**WHAT THE TASK REQUIRES**
State how many lines in the records hold the word "this", giving the number and no other text.

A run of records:
****

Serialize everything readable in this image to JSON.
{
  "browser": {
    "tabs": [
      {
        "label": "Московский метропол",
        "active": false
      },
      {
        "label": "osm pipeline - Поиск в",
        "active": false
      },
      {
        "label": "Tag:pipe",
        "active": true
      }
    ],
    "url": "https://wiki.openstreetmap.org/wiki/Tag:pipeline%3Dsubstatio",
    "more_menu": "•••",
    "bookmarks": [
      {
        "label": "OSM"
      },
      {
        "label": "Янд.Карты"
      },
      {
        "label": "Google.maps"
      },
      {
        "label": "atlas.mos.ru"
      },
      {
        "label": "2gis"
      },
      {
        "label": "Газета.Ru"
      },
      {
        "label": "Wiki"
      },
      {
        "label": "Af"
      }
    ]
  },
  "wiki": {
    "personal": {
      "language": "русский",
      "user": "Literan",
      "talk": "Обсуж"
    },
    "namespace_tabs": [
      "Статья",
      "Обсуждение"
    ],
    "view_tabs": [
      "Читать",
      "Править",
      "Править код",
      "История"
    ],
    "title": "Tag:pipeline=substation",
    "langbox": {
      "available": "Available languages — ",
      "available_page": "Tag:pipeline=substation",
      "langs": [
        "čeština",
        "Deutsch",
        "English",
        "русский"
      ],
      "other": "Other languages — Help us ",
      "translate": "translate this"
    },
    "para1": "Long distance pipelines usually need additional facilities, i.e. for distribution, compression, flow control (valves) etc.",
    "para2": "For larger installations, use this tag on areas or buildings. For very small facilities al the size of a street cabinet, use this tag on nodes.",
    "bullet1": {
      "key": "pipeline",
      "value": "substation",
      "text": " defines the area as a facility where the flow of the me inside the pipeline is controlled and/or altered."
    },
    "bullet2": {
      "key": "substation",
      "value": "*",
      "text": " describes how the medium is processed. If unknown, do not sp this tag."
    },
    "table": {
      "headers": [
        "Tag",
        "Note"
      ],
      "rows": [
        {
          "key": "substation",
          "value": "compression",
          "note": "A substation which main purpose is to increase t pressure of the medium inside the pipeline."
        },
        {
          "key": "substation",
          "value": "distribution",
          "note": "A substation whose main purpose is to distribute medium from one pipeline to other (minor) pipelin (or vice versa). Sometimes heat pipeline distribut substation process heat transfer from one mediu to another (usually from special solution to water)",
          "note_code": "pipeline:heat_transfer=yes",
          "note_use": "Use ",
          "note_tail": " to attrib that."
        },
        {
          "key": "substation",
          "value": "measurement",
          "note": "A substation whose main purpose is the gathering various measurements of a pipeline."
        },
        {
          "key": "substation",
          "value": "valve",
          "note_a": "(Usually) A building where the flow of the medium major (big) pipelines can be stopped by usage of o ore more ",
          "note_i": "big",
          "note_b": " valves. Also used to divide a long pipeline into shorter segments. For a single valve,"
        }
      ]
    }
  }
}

****

**ANSWER BELOW**
4